Direction: Copy out all of the data exactly as it appears.

Data for this exercise:
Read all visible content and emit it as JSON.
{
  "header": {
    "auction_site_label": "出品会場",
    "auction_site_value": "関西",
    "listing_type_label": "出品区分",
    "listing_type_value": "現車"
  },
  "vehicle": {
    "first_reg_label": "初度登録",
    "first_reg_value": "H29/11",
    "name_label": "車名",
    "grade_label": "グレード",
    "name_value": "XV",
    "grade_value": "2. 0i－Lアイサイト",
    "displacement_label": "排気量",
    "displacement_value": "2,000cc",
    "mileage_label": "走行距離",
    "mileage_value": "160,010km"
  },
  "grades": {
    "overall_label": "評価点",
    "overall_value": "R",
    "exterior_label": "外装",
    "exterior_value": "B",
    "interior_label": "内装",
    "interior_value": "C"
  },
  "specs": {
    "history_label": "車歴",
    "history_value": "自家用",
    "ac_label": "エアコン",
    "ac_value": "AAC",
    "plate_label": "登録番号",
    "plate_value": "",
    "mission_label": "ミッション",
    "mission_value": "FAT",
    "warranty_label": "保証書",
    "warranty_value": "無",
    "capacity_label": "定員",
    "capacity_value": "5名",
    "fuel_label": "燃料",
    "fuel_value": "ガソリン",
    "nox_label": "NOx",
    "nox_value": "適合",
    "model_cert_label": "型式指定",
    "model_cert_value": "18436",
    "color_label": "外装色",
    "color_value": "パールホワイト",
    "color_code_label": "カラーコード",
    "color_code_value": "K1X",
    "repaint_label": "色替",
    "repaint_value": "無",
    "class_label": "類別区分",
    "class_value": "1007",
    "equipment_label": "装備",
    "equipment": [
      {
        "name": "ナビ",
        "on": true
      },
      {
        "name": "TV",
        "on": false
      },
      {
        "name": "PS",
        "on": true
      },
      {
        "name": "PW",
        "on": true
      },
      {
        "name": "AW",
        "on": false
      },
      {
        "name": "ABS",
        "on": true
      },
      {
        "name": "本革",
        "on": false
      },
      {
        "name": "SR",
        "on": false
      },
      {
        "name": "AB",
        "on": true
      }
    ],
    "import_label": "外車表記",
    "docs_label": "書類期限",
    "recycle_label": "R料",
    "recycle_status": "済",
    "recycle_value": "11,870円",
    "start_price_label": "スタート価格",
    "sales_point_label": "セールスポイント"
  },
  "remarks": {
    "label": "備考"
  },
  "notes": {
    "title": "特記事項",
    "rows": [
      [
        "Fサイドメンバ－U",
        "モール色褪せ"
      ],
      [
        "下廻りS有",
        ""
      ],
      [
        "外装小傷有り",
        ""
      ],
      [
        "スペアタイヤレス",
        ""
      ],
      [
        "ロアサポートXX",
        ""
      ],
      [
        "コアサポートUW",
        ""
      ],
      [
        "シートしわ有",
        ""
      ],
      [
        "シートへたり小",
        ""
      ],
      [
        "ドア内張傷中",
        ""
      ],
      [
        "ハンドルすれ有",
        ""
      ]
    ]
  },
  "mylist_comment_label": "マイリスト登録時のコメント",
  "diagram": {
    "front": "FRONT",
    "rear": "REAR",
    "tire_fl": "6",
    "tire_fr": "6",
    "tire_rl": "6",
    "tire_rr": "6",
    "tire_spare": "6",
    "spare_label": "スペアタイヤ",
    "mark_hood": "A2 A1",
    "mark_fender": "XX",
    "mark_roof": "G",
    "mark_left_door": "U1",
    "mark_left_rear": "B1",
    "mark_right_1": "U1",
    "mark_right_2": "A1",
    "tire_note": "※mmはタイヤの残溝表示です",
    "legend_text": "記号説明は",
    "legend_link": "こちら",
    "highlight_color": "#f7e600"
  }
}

Exercise solution:
Read all visible content and emit it as JSON.
{
  "header": {
    "auction_site_label": "出品会場",
    "auction_site_value": "関西",
    "listing_type_label": "出品区分",
    "listing_type_value": "現車"
  },
  "vehicle": {
    "first_reg_label": "初度登録",
    "first_reg_value": "H29/11",
    "name_label": "車名",
    "grade_label": "グレード",
    "name_value": "XV",
    "grade_value": "2. 0i－Lアイサイト",
    "displacement_label": "排気量",
    "displacement_value": "2,000cc",
    "mileage_label": "走行距離",
    "mileage_value": "160,010km"
  },
  "grades": {
    "overall_label": "評価点",
    "overall_value": "R",
    "exterior_label": "外装",
    "exterior_value": "B",
    "interior_label": "内装",
    "interior_value": "C"
  },
  "specs": {
    "history_label": "車歴",
    "history_value": "自家用",
    "ac_label": "エアコン",
    "ac_value": "AAC",
    "plate_label": "登録番号",
    "plate_value": "",
    "mission_label": "ミッション",
    "mission_value": "FAT",
    "warranty_label": "保証書",
    "warranty_value": "無",
    "capacity_label": "定員",
    "capacity_value": "5名",
    "fuel_label": "燃料",
    "fuel_value": "ガソリン",
    "nox_label": "NOx",
    "nox_value": "適合",
    "model_cert_label": "型式指定",
    "model_cert_value": "18436",
    "color_label": "外装色",
    "color_value": "パールホワイト",
    "color_code_label": "カラーコード",
    "color_code_value": "K1X",
    "repaint_label": "色替",
    "repaint_value": "無",
    "class_label": "類別区分",
    "class_value": "1007",
    "equipment_label": "装備",
    "equipment": [
      {
        "name": "ナビ",
        "on": true
      },
      {
        "name": "TV",
        "on": false
      },
      {
        "name": "PS",
        "on": true
      },
      {
        "name": "PW",
        "on": true
      },
      {
        "name": "AW",
        "on": false
      },
      {
        "name": "ABS",
        "on": true
      },
      {
        "name": "本革",
        "on": false
      },
      {
        "name": "SR",
        "on": false
      },
      {
        "name": "AB",
        "on": true
      }
    ],
    "import_label": "外車表記",
    "docs_label": "書類期限",
    "recycle_label": "R料",
    "recycle_status": "済",
    "recycle_value": "11,870円",
    "start_price_label": "スタート価格",
    "sales_point_label": "セールスポイント"
  },
  "remarks": {
    "label": "備考"
  },
  "notes": {
    "title": "特記事項",
    "rows": [
      [
        "Fサイドメンバ－U",
        "モール色褪せ"
      ],
      [
        "下廻りS有",
        ""
      ],
      [
        "外装小傷有り",
        ""
      ],
      [
        "スペアタイヤレス",
        ""
      ],
      [
        "ロアサポートXX",
        ""
      ],
      [
        "コアサポートUW",
        ""
      ],
      [
        "シートしわ有",
        ""
      ],
      [
        "シートへたり小",
        ""
      ],
      [
        "ドア内張傷中",
        ""
      ],
      [
        "ハンドルすれ有",
        ""
      ]
    ]
  },
  "mylist_comment_label": "マイリスト登録時のコメント",
  "diagram": {
    "front": "FRONT",
    "rear": "REAR",
    "tire_fl": "6",
    "tire_fr": "6",
    "tire_rl": "6",
    "tire_rr": "6",
    "tire_spare": "6",
    "spare_label": "スペアタイヤ",
    "mark_hood": "A2 A1",
    "mark_fender": "XX",
    "mark_roof": "G",
    "mark_left_door": "U1",
    "mark_left_rear": "B1",
    "mark_right_1": "U1",
    "mark_right_2": "A1",
    "tire_note": "※mmはタイヤの残溝表示です",
    "legend_text": "記号説明は",
    "legend_link": "こちら",
    "highlight_color": "#f7e600"
  }
}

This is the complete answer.